__LISTED RECORDS__.

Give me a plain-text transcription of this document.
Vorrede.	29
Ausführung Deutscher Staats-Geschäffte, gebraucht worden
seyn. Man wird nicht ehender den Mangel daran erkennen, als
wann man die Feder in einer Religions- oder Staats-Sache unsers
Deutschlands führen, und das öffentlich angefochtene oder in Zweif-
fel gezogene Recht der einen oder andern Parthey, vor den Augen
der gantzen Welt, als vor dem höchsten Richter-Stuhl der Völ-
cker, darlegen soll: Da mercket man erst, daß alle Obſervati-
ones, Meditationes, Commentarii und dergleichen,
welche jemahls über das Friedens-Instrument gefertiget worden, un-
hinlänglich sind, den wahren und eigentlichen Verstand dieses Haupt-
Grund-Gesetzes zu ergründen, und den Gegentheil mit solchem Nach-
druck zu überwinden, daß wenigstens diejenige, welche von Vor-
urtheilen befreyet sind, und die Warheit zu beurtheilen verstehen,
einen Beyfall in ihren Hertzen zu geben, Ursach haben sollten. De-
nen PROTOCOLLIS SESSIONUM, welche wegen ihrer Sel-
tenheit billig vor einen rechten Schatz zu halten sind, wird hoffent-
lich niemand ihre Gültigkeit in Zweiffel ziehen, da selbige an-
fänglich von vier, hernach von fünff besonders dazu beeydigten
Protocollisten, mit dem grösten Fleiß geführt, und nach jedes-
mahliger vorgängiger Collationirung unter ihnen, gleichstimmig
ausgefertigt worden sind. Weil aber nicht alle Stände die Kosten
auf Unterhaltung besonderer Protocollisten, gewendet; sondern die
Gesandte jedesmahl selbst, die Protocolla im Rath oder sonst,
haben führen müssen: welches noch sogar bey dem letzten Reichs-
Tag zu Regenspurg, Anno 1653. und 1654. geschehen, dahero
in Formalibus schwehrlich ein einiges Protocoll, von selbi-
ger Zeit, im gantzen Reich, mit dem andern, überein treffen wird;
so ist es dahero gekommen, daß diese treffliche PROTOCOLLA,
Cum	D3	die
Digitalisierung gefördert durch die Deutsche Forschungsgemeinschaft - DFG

__WHAT IS REQUIRED__.
Quote every entry exactly.

__REPLY TO THE EXERCISE__.
Give me a plain-text transcription of this document.
Vorrede.	29
Ausführung Deutscher Staats-Geschäffte, gebraucht worden
seyn. Man wird nicht ehender den Mangel daran erkennen, als
wann man die Feder in einer Religions- oder Staats-Sache unsers
Deutschlands führen, und das öffentlich angefochtene oder in Zweif-
fel gezogene Recht der einen oder andern Parthey, vor den Augen
der gantzen Welt, als vor dem höchsten Richter-Stuhl der Völ-
cker, darlegen soll: Da mercket man erst, daß alle Obſervati-
ones, Meditationes, Commentarii und dergleichen,
welche jemahls über das Friedens-Instrument gefertiget worden, un-
hinlänglich sind, den wahren und eigentlichen Verstand dieses Haupt-
Grund-Gesetzes zu ergründen, und den Gegentheil mit solchem Nach-
druck zu überwinden, daß wenigstens diejenige, welche von Vor-
urtheilen befreyet sind, und die Warheit zu beurtheilen verstehen,
einen Beyfall in ihren Hertzen zu geben, Ursach haben sollten. De-
nen PROTOCOLLIS SESSIONUM, welche wegen ihrer Sel-
tenheit billig vor einen rechten Schatz zu halten sind, wird hoffent-
lich niemand ihre Gültigkeit in Zweiffel ziehen, da selbige an-
fänglich von vier, hernach von fünff besonders dazu beeydigten
Protocollisten, mit dem grösten Fleiß geführt, und nach jedes-
mahliger vorgängiger Collationirung unter ihnen, gleichstimmig
ausgefertigt worden sind. Weil aber nicht alle Stände die Kosten
auf Unterhaltung besonderer Protocollisten, gewendet; sondern die
Gesandte jedesmahl selbst, die Protocolla im Rath oder sonst,
haben führen müssen: welches noch sogar bey dem letzten Reichs-
Tag zu Regenspurg, Anno 1653. und 1654. geschehen, dahero
in Formalibus schwehrlich ein einiges Protocoll, von selbi-
ger Zeit, im gantzen Reich, mit dem andern, überein treffen wird;
so ist es dahero gekommen, daß diese treffliche PROTOCOLLA,
Cum	D3	die
Digitalisierung gefördert durch die Deutsche Forschungsgemeinschaft - DFG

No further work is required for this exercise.